■ **SHORT PROBLEM**
Every entry that follows should be repeated exactly; drop the images.

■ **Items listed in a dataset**
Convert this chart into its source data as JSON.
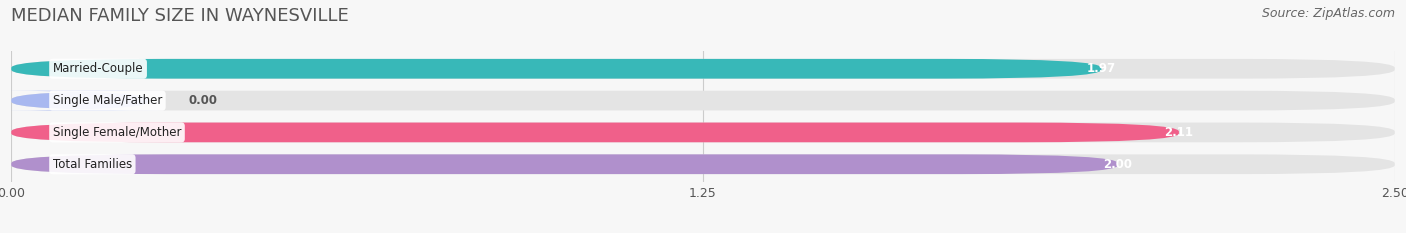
{
  "title": "MEDIAN FAMILY SIZE IN WAYNESVILLE",
  "source": "Source: ZipAtlas.com",
  "categories": [
    "Married-Couple",
    "Single Male/Father",
    "Single Female/Mother",
    "Total Families"
  ],
  "values": [
    1.97,
    0.0,
    2.11,
    2.0
  ],
  "bar_colors": [
    "#38b8b8",
    "#a8b8f0",
    "#f0608a",
    "#b090cc"
  ],
  "xlim_max": 2.5,
  "xticks": [
    0.0,
    1.25,
    2.5
  ],
  "xtick_labels": [
    "0.00",
    "1.25",
    "2.50"
  ],
  "background_color": "#f7f7f7",
  "bar_background": "#e4e4e4",
  "title_fontsize": 13,
  "source_fontsize": 9,
  "bar_height": 0.62,
  "bar_gap": 1.0,
  "figsize": [
    14.06,
    2.33
  ],
  "dpi": 100
}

■ **FULL SOLUTION**
Convert this chart into its source data as JSON.
{
  "title": "MEDIAN FAMILY SIZE IN WAYNESVILLE",
  "source": "Source: ZipAtlas.com",
  "categories": [
    "Married-Couple",
    "Single Male/Father",
    "Single Female/Mother",
    "Total Families"
  ],
  "values": [
    1.97,
    0.0,
    2.11,
    2.0
  ],
  "bar_colors": [
    "#38b8b8",
    "#a8b8f0",
    "#f0608a",
    "#b090cc"
  ],
  "xlim_max": 2.5,
  "xticks": [
    0.0,
    1.25,
    2.5
  ],
  "xtick_labels": [
    "0.00",
    "1.25",
    "2.50"
  ],
  "background_color": "#f7f7f7",
  "bar_background": "#e4e4e4",
  "title_fontsize": 13,
  "source_fontsize": 9,
  "bar_height": 0.62,
  "bar_gap": 1.0,
  "figsize": [
    14.06,
    2.33
  ],
  "dpi": 100
}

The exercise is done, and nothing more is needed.